Using the data beneath, show every line that includes the word "name".

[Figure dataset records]
■ ■ ■
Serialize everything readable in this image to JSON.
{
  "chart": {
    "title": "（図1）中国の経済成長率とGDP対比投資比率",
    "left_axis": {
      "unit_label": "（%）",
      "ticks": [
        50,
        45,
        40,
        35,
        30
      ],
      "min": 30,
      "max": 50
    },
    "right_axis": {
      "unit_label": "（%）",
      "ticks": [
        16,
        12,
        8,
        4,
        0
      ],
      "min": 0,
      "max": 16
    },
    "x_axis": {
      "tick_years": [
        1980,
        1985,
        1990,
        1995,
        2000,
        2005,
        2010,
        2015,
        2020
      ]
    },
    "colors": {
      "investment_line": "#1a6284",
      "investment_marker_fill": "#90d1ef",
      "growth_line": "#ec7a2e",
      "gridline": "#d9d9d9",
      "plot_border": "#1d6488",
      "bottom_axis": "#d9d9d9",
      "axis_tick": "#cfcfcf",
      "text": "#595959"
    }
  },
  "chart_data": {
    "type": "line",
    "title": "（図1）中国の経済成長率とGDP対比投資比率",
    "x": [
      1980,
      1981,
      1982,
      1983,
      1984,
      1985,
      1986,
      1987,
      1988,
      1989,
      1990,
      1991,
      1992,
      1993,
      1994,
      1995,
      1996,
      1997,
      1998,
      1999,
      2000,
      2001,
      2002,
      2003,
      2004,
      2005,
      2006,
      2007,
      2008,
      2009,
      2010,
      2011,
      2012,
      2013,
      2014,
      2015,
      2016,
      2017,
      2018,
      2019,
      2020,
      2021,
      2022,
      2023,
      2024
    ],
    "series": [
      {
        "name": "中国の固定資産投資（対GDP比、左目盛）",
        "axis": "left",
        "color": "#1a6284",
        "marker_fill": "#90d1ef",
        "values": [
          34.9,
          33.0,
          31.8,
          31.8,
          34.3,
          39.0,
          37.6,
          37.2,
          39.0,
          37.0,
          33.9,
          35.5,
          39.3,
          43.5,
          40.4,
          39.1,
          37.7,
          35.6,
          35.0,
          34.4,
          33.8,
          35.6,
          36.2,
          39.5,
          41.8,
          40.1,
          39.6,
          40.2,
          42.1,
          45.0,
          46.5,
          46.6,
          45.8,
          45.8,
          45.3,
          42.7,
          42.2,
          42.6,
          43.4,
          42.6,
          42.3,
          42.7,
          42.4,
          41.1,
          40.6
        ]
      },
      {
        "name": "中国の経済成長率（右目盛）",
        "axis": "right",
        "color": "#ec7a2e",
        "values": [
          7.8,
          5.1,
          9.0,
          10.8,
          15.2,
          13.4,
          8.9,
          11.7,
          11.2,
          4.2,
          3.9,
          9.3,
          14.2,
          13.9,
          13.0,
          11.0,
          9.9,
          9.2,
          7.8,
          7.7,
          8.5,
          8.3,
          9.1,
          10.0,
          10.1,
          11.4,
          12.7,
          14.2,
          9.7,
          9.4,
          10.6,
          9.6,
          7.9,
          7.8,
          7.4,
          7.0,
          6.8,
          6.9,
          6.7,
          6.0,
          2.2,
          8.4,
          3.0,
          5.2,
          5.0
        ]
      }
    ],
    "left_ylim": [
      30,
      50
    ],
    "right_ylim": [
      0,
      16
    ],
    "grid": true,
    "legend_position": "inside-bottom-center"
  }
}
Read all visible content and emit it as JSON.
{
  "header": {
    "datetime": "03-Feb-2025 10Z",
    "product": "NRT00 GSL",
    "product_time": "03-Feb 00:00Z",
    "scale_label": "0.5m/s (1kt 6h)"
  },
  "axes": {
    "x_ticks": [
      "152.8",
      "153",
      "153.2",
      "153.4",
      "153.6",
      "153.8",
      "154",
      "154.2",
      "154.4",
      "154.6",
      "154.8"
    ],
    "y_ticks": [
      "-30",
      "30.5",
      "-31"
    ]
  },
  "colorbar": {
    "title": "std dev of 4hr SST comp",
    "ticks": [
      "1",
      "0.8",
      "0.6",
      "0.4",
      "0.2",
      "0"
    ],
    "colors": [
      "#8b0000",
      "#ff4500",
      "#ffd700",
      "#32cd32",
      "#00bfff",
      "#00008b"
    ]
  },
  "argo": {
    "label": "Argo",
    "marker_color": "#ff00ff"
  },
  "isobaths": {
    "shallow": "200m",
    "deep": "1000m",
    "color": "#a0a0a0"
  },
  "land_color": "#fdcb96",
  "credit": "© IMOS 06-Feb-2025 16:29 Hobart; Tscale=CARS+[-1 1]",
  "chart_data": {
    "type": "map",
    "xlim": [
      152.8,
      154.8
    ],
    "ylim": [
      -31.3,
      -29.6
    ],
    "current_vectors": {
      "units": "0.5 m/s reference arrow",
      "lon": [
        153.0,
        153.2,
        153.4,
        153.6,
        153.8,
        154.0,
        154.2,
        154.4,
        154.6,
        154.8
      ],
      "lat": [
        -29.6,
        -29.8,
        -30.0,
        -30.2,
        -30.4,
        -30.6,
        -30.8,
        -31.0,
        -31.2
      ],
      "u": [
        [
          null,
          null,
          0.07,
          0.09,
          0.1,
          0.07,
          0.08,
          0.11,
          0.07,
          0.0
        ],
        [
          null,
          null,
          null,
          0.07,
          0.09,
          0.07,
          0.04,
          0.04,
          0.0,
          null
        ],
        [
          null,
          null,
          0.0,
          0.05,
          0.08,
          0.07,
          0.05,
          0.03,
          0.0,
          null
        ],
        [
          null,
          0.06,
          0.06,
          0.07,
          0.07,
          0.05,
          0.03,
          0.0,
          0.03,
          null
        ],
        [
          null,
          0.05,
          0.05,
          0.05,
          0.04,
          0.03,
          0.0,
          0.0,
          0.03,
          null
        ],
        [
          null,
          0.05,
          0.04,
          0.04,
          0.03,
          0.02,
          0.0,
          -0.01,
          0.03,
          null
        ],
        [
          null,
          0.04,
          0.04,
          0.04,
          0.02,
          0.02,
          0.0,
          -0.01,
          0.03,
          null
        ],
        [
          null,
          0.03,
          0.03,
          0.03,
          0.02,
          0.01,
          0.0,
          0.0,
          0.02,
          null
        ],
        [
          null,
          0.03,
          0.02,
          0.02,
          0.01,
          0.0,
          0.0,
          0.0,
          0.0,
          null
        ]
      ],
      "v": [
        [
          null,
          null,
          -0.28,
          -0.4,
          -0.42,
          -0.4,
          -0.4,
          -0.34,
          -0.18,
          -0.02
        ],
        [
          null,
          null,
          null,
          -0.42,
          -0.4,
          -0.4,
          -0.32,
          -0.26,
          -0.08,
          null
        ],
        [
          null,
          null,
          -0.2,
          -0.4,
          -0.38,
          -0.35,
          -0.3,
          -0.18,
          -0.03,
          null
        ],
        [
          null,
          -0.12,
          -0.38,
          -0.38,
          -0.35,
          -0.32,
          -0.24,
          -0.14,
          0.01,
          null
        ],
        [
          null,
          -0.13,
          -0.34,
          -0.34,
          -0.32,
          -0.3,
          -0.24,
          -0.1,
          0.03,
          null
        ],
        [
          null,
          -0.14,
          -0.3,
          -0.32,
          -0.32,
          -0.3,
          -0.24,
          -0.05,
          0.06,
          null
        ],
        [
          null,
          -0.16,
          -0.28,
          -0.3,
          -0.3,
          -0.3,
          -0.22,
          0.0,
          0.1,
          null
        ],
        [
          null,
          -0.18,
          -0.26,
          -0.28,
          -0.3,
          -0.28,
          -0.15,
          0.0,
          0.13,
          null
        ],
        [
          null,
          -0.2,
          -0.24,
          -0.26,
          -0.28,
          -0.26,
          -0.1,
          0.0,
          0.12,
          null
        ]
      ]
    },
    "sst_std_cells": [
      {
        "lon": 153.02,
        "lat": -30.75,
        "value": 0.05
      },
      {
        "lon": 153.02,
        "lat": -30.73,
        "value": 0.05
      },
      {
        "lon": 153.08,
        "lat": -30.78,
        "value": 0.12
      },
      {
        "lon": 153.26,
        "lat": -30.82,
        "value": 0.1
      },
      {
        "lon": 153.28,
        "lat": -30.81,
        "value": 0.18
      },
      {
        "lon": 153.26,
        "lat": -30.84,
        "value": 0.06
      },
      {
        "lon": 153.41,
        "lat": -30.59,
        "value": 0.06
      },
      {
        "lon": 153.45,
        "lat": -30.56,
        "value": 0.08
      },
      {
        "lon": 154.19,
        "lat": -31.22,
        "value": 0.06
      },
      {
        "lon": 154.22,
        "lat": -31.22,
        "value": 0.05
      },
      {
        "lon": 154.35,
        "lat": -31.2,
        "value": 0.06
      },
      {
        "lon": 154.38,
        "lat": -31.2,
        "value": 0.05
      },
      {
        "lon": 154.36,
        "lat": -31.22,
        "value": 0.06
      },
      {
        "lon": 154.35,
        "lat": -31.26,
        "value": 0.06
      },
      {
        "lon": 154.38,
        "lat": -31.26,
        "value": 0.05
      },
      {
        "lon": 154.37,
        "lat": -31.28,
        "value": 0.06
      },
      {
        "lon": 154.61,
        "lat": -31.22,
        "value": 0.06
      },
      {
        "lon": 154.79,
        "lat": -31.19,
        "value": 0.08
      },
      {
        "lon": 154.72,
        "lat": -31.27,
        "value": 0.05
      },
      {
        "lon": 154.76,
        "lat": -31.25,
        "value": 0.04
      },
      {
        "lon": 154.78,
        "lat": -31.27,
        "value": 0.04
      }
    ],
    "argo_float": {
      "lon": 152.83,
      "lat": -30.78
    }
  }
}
■ ■ ■
**Task result**
        "name": "中国の固定資産投資（対GDP比、左目盛）",
        "name": "中国の経済成長率（右目盛）",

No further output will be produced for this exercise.